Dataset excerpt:
◆ ◆ ◆ ◆ ◆ ◆ ◆

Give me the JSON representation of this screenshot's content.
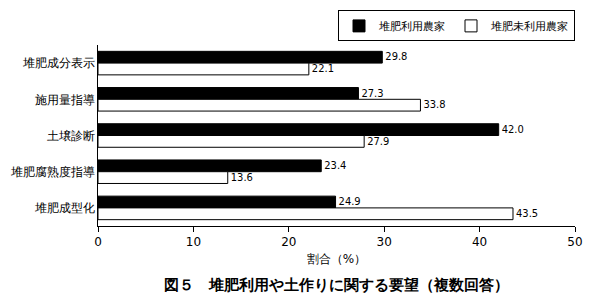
{
  "chart_data": {
    "type": "bar",
    "orientation": "horizontal",
    "title": "図５　堆肥利用や土作りに関する要望（複数回答）",
    "x_label": "割合（%）",
    "categories": [
      "堆肥成分表示",
      "施用量指導",
      "土壌診断",
      "堆肥腐熟度指導",
      "堆肥成型化"
    ],
    "series": [
      {
        "name": "堆肥利用農家",
        "color": "#000000",
        "values": [
          29.8,
          27.3,
          42.0,
          23.4,
          24.9
        ],
        "value_labels": [
          "29.8",
          "27.3",
          "42.0",
          "23.4",
          "24.9"
        ]
      },
      {
        "name": "堆肥未利用農家",
        "color": "#ffffff",
        "values": [
          22.1,
          33.8,
          27.9,
          13.6,
          43.5
        ],
        "value_labels": [
          "22.1",
          "33.8",
          "27.9",
          "13.6",
          "43.5"
        ]
      }
    ],
    "xlim": [
      0,
      50
    ],
    "xticks": [
      0,
      10,
      20,
      30,
      40,
      50
    ],
    "grid": false,
    "legend": "top right",
    "data_labels": true
  }
}
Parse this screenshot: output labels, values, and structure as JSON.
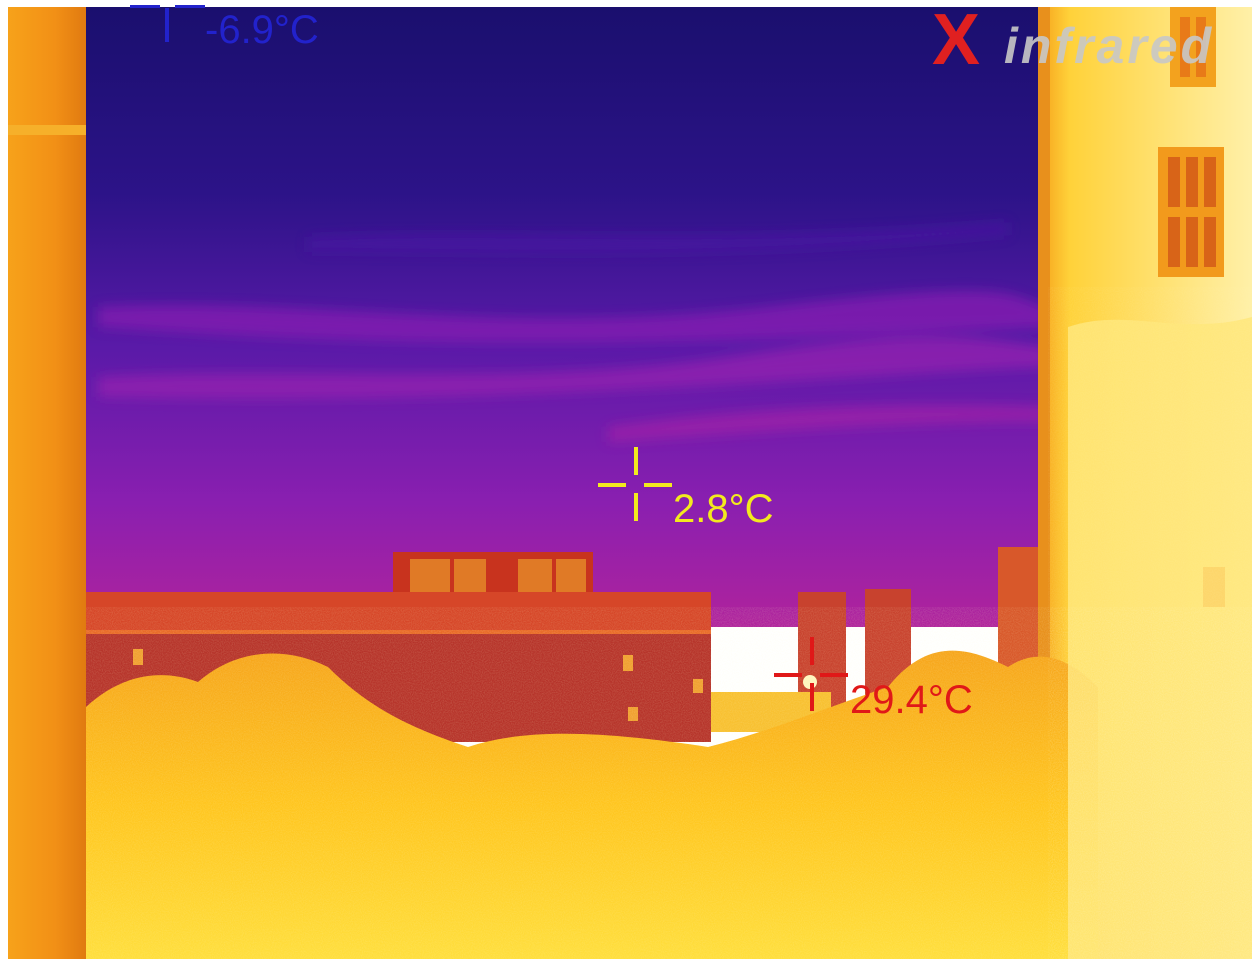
{
  "image": {
    "description_type": "thermal infrared camera frame",
    "palette": "ironbow",
    "colors": {
      "coldest": "#120a5a",
      "sky_top": "#1a0f6e",
      "sky_mid": "#4a1aa6",
      "sky_low": "#8a1fb0",
      "horizon": "#b0239c",
      "building_roof": "#d84a2a",
      "building_wall": "#c23a2a",
      "warm_orange": "#f08a14",
      "hot_yellow": "#ffd21a",
      "hottest": "#fff6c0"
    }
  },
  "measurements": {
    "min": {
      "label": "-6.9°C",
      "color": "#2222cc",
      "kind": "min-spot"
    },
    "center": {
      "label": "2.8°C",
      "color": "#f2ea1e",
      "kind": "center-spot"
    },
    "max": {
      "label": "29.4°C",
      "color": "#e01818",
      "kind": "max-spot"
    }
  },
  "logo": {
    "mark": "X",
    "text": "infrared",
    "mark_color": "#e02020",
    "text_color": "#c8c8c8"
  }
}
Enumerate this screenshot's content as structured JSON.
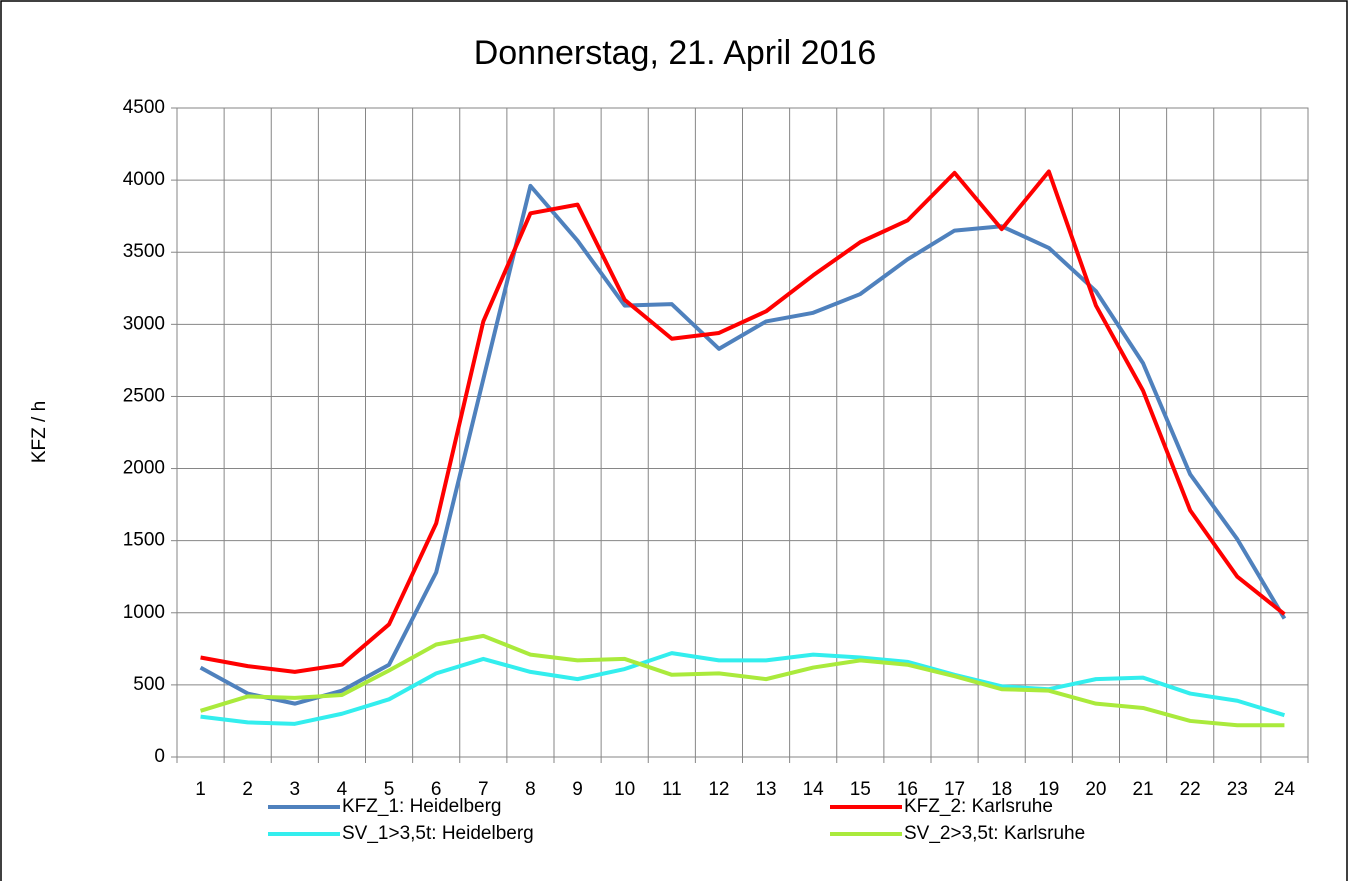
{
  "chart_data": {
    "type": "line",
    "title": "Donnerstag, 21. April 2016",
    "y_label": "KFZ / h",
    "categories": [
      "1",
      "2",
      "3",
      "4",
      "5",
      "6",
      "7",
      "8",
      "9",
      "10",
      "11",
      "12",
      "13",
      "14",
      "15",
      "16",
      "17",
      "18",
      "19",
      "20",
      "21",
      "22",
      "23",
      "24"
    ],
    "ylim": [
      0,
      4500
    ],
    "yticks": [
      0,
      500,
      1000,
      1500,
      2000,
      2500,
      3000,
      3500,
      4000,
      4500
    ],
    "grid": true,
    "legend": "bottom",
    "series": [
      {
        "name": "KFZ_1: Heidelberg",
        "color": "#4f81bd",
        "values": [
          620,
          440,
          370,
          460,
          640,
          1280,
          2620,
          3960,
          3580,
          3130,
          3140,
          2830,
          3020,
          3080,
          3210,
          3450,
          3650,
          3680,
          3530,
          3230,
          2730,
          1960,
          1510,
          960
        ]
      },
      {
        "name": "KFZ_2: Karlsruhe",
        "color": "#ff0000",
        "values": [
          690,
          630,
          590,
          640,
          920,
          1620,
          3020,
          3770,
          3830,
          3170,
          2900,
          2940,
          3090,
          3340,
          3570,
          3720,
          4050,
          3660,
          4060,
          3130,
          2540,
          1710,
          1250,
          990
        ]
      },
      {
        "name": "SV_1>3,5t: Heidelberg",
        "color": "#33eeee",
        "values": [
          280,
          240,
          230,
          300,
          400,
          580,
          680,
          590,
          540,
          610,
          720,
          670,
          670,
          710,
          690,
          660,
          570,
          490,
          470,
          540,
          550,
          440,
          390,
          290
        ]
      },
      {
        "name": "SV_2>3,5t: Karlsruhe",
        "color": "#aaea3c",
        "values": [
          320,
          420,
          410,
          430,
          600,
          780,
          840,
          710,
          670,
          680,
          570,
          580,
          540,
          620,
          670,
          640,
          560,
          470,
          460,
          370,
          340,
          250,
          220,
          220
        ]
      }
    ]
  }
}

◆ ◆ ◆ ◆ ◆ ◆ ◆

▶ _Task to complete_
Transcribe all of the material exactly, leaving out whatever pictures it contains.

▶ _Exercise result_
Give me the JSON representation of this screenshot's content.
{
  "chart_data": {
    "type": "bar",
    "orientation": "horizontal",
    "title": "図５　堆肥利用や土作りに関する要望（複数回答）",
    "x_label": "割合（%）",
    "categories": [
      "堆肥成分表示",
      "施用量指導",
      "土壌診断",
      "堆肥腐熟度指導",
      "堆肥成型化"
    ],
    "series": [
      {
        "name": "堆肥利用農家",
        "color": "#000000",
        "values": [
          29.8,
          27.3,
          42.0,
          23.4,
          24.9
        ],
        "value_labels": [
          "29.8",
          "27.3",
          "42.0",
          "23.4",
          "24.9"
        ]
      },
      {
        "name": "堆肥未利用農家",
        "color": "#ffffff",
        "values": [
          22.1,
          33.8,
          27.9,
          13.6,
          43.5
        ],
        "value_labels": [
          "22.1",
          "33.8",
          "27.9",
          "13.6",
          "43.5"
        ]
      }
    ],
    "xlim": [
      0,
      50
    ],
    "xticks": [
      0,
      10,
      20,
      30,
      40,
      50
    ],
    "grid": false,
    "legend": "top right",
    "data_labels": true
  }
}
Parse this screenshot: output labels, values, and structure as JSON.
{
  "image": {
    "description_type": "thermal infrared camera frame",
    "palette": "ironbow",
    "colors": {
      "coldest": "#120a5a",
      "sky_top": "#1a0f6e",
      "sky_mid": "#4a1aa6",
      "sky_low": "#8a1fb0",
      "horizon": "#b0239c",
      "building_roof": "#d84a2a",
      "building_wall": "#c23a2a",
      "warm_orange": "#f08a14",
      "hot_yellow": "#ffd21a",
      "hottest": "#fff6c0"
    }
  },
  "measurements": {
    "min": {
      "label": "-6.9°C",
      "color": "#2222cc",
      "kind": "min-spot"
    },
    "center": {
      "label": "2.8°C",
      "color": "#f2ea1e",
      "kind": "center-spot"
    },
    "max": {
      "label": "29.4°C",
      "color": "#e01818",
      "kind": "max-spot"
    }
  },
  "logo": {
    "mark": "X",
    "text": "infrared",
    "mark_color": "#e02020",
    "text_color": "#c8c8c8"
  }
}
Enumerate this screenshot's content as structured JSON.
{
  "chart_data": {
    "type": "line",
    "title": "Donnerstag, 21. April 2016",
    "y_label": "KFZ / h",
    "categories": [
      "1",
      "2",
      "3",
      "4",
      "5",
      "6",
      "7",
      "8",
      "9",
      "10",
      "11",
      "12",
      "13",
      "14",
      "15",
      "16",
      "17",
      "18",
      "19",
      "20",
      "21",
      "22",
      "23",
      "24"
    ],
    "ylim": [
      0,
      4500
    ],
    "yticks": [
      0,
      500,
      1000,
      1500,
      2000,
      2500,
      3000,
      3500,
      4000,
      4500
    ],
    "grid": true,
    "legend": "bottom",
    "series": [
      {
        "name": "KFZ_1: Heidelberg",
        "color": "#4f81bd",
        "values": [
          620,
          440,
          370,
          460,
          640,
          1280,
          2620,
          3960,
          3580,
          3130,
          3140,
          2830,
          3020,
          3080,
          3210,
          3450,
          3650,
          3680,
          3530,
          3230,
          2730,
          1960,
          1510,
          960
        ]
      },
      {
        "name": "KFZ_2: Karlsruhe",
        "color": "#ff0000",
        "values": [
          690,
          630,
          590,
          640,
          920,
          1620,
          3020,
          3770,
          3830,
          3170,
          2900,
          2940,
          3090,
          3340,
          3570,
          3720,
          4050,
          3660,
          4060,
          3130,
          2540,
          1710,
          1250,
          990
        ]
      },
      {
        "name": "SV_1>3,5t: Heidelberg",
        "color": "#33eeee",
        "values": [
          280,
          240,
          230,
          300,
          400,
          580,
          680,
          590,
          540,
          610,
          720,
          670,
          670,
          710,
          690,
          660,
          570,
          490,
          470,
          540,
          550,
          440,
          390,
          290
        ]
      },
      {
        "name": "SV_2>3,5t: Karlsruhe",
        "color": "#aaea3c",
        "values": [
          320,
          420,
          410,
          430,
          600,
          780,
          840,
          710,
          670,
          680,
          570,
          580,
          540,
          620,
          670,
          640,
          560,
          470,
          460,
          370,
          340,
          250,
          220,
          220
        ]
      }
    ]
  }
}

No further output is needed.